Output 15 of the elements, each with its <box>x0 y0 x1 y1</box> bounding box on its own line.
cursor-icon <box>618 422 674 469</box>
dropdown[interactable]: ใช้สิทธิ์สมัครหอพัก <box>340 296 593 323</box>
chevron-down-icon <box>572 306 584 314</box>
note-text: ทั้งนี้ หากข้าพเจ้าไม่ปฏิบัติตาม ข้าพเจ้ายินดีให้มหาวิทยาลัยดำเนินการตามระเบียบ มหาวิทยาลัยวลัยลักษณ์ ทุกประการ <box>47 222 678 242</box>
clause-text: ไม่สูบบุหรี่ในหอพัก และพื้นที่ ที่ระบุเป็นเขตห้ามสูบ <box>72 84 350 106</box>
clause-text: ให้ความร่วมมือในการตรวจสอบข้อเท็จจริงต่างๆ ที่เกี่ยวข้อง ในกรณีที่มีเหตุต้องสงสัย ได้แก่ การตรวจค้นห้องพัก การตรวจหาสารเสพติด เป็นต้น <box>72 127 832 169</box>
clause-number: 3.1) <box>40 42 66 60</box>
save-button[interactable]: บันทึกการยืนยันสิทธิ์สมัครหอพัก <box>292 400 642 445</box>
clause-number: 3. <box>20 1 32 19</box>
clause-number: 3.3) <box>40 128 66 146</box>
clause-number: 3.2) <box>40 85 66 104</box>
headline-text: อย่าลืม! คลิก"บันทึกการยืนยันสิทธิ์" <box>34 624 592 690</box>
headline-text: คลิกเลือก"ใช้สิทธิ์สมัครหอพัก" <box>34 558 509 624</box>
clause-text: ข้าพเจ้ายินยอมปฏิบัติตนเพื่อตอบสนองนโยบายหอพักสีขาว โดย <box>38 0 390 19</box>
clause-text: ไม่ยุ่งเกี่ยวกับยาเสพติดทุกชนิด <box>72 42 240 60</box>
▬▬▬
• _Stated problem_
Repeat every line of the item above without changing anything.

• _Exercise output_
Output 15 of the elements, each with its <box>x0 y0 x1 y1</box> bounding box on its own line.
cursor-icon <box>618 422 674 469</box>
dropdown[interactable]: ใช้สิทธิ์สมัครหอพัก <box>340 296 593 323</box>
chevron-down-icon <box>572 306 584 314</box>
note-text: ทั้งนี้ หากข้าพเจ้าไม่ปฏิบัติตาม ข้าพเจ้ายินดีให้มหาวิทยาลัยดำเนินการตามระเบียบ มหาวิทยาลัยวลัยลักษณ์ ทุกประการ <box>47 222 678 242</box>
clause-text: ไม่สูบบุหรี่ในหอพัก และพื้นที่ ที่ระบุเป็นเขตห้ามสูบ <box>72 84 350 106</box>
clause-text: ให้ความร่วมมือในการตรวจสอบข้อเท็จจริงต่างๆ ที่เกี่ยวข้อง ในกรณีที่มีเหตุต้องสงสัย ได้แก่ การตรวจค้นห้องพัก การตรวจหาสารเสพติด เป็นต้น <box>72 127 832 169</box>
clause-number: 3.1) <box>40 42 66 60</box>
save-button[interactable]: บันทึกการยืนยันสิทธิ์สมัครหอพัก <box>292 400 642 445</box>
clause-number: 3. <box>20 1 32 19</box>
clause-number: 3.3) <box>40 128 66 146</box>
clause-number: 3.2) <box>40 85 66 104</box>
headline-text: อย่าลืม! คลิก"บันทึกการยืนยันสิทธิ์" <box>34 624 592 690</box>
headline-text: คลิกเลือก"ใช้สิทธิ์สมัครหอพัก" <box>34 558 509 624</box>
clause-text: ข้าพเจ้ายินยอมปฏิบัติตนเพื่อตอบสนองนโยบายหอพักสีขาว โดย <box>38 0 390 19</box>
clause-text: ไม่ยุ่งเกี่ยวกับยาเสพติดทุกชนิด <box>72 42 240 60</box>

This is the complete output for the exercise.